Some records:
***

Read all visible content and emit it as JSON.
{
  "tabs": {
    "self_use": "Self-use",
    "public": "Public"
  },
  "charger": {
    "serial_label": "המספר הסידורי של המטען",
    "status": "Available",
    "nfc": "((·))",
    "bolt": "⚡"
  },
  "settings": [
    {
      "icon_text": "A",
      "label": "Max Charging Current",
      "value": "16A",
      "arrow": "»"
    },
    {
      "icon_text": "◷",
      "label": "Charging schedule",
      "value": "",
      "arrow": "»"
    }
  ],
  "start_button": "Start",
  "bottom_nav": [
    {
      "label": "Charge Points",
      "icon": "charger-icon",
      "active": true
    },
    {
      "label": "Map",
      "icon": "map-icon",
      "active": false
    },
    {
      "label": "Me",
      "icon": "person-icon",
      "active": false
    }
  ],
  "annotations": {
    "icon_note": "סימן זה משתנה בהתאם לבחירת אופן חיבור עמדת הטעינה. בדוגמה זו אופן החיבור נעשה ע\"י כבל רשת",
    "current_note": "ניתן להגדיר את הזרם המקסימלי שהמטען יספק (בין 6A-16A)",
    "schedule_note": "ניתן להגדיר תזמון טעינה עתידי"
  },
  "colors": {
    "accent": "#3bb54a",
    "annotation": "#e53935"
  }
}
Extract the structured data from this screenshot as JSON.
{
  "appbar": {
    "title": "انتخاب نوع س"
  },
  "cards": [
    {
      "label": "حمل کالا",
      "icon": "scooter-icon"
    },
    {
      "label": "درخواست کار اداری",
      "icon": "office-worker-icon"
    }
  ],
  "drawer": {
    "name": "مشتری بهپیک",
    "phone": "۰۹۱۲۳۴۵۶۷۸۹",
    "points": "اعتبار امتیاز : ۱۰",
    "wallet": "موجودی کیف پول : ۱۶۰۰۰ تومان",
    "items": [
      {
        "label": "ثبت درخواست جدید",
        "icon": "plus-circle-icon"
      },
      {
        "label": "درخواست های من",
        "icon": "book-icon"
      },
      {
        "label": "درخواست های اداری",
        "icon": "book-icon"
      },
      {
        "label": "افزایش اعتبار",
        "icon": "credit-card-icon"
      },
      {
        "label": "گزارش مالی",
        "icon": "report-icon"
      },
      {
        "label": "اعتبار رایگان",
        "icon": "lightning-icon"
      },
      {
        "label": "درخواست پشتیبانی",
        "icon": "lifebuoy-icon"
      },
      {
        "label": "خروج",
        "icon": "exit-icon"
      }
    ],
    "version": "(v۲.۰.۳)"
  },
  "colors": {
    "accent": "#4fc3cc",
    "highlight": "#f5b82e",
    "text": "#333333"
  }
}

***

Copy out the material above in its entirety. Every detail must match.

Task answer
Read all visible content and emit it as JSON.
{
  "tabs": {
    "self_use": "Self-use",
    "public": "Public"
  },
  "charger": {
    "serial_label": "המספר הסידורי של המטען",
    "status": "Available",
    "nfc": "((·))",
    "bolt": "⚡"
  },
  "settings": [
    {
      "icon_text": "A",
      "label": "Max Charging Current",
      "value": "16A",
      "arrow": "»"
    },
    {
      "icon_text": "◷",
      "label": "Charging schedule",
      "value": "",
      "arrow": "»"
    }
  ],
  "start_button": "Start",
  "bottom_nav": [
    {
      "label": "Charge Points",
      "icon": "charger-icon",
      "active": true
    },
    {
      "label": "Map",
      "icon": "map-icon",
      "active": false
    },
    {
      "label": "Me",
      "icon": "person-icon",
      "active": false
    }
  ],
  "annotations": {
    "icon_note": "סימן זה משתנה בהתאם לבחירת אופן חיבור עמדת הטעינה. בדוגמה זו אופן החיבור נעשה ע\"י כבל רשת",
    "current_note": "ניתן להגדיר את הזרם המקסימלי שהמטען יספק (בין 6A-16A)",
    "schedule_note": "ניתן להגדיר תזמון טעינה עתידי"
  },
  "colors": {
    "accent": "#3bb54a",
    "annotation": "#e53935"
  }
}
Extract the structured data from this screenshot as JSON.
{
  "appbar": {
    "title": "انتخاب نوع س"
  },
  "cards": [
    {
      "label": "حمل کالا",
      "icon": "scooter-icon"
    },
    {
      "label": "درخواست کار اداری",
      "icon": "office-worker-icon"
    }
  ],
  "drawer": {
    "name": "مشتری بهپیک",
    "phone": "۰۹۱۲۳۴۵۶۷۸۹",
    "points": "اعتبار امتیاز : ۱۰",
    "wallet": "موجودی کیف پول : ۱۶۰۰۰ تومان",
    "items": [
      {
        "label": "ثبت درخواست جدید",
        "icon": "plus-circle-icon"
      },
      {
        "label": "درخواست های من",
        "icon": "book-icon"
      },
      {
        "label": "درخواست های اداری",
        "icon": "book-icon"
      },
      {
        "label": "افزایش اعتبار",
        "icon": "credit-card-icon"
      },
      {
        "label": "گزارش مالی",
        "icon": "report-icon"
      },
      {
        "label": "اعتبار رایگان",
        "icon": "lightning-icon"
      },
      {
        "label": "درخواست پشتیبانی",
        "icon": "lifebuoy-icon"
      },
      {
        "label": "خروج",
        "icon": "exit-icon"
      }
    ],
    "version": "(v۲.۰.۳)"
  },
  "colors": {
    "accent": "#4fc3cc",
    "highlight": "#f5b82e",
    "text": "#333333"
  }
}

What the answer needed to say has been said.